#### Goal
How many lines in the entries below contain "Ootmarsum"? Answer with the number only.

#### Records shown

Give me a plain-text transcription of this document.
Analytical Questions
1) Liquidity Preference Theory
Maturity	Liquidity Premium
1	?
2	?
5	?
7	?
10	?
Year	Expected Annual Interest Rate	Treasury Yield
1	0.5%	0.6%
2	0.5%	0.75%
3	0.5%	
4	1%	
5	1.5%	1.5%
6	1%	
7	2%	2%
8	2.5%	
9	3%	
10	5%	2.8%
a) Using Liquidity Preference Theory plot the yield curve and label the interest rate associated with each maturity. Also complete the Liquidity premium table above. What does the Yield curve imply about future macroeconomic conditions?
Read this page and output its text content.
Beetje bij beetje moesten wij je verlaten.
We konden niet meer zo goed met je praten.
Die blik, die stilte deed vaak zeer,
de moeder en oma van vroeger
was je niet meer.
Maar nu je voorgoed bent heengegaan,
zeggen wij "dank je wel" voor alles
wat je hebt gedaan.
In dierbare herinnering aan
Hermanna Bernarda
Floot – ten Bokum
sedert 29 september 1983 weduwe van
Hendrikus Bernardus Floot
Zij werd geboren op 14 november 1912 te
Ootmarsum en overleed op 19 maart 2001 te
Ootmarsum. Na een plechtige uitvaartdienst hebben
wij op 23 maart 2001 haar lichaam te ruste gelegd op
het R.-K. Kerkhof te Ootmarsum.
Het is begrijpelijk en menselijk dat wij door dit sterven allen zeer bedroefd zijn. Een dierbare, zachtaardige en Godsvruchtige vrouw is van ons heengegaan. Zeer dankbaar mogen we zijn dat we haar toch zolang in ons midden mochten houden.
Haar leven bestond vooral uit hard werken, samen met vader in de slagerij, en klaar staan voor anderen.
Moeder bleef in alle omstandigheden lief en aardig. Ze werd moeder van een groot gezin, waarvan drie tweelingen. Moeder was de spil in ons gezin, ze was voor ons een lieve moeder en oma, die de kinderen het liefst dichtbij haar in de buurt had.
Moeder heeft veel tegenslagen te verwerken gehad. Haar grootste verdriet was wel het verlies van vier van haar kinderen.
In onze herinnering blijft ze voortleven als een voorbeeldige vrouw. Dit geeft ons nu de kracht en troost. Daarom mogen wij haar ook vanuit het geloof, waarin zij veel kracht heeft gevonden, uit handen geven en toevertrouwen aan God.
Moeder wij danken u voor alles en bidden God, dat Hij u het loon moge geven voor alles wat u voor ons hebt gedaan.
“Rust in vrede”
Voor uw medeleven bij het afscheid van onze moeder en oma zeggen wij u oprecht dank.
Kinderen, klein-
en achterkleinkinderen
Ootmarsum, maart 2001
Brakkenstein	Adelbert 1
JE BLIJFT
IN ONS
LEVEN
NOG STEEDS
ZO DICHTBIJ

#### The completed task
4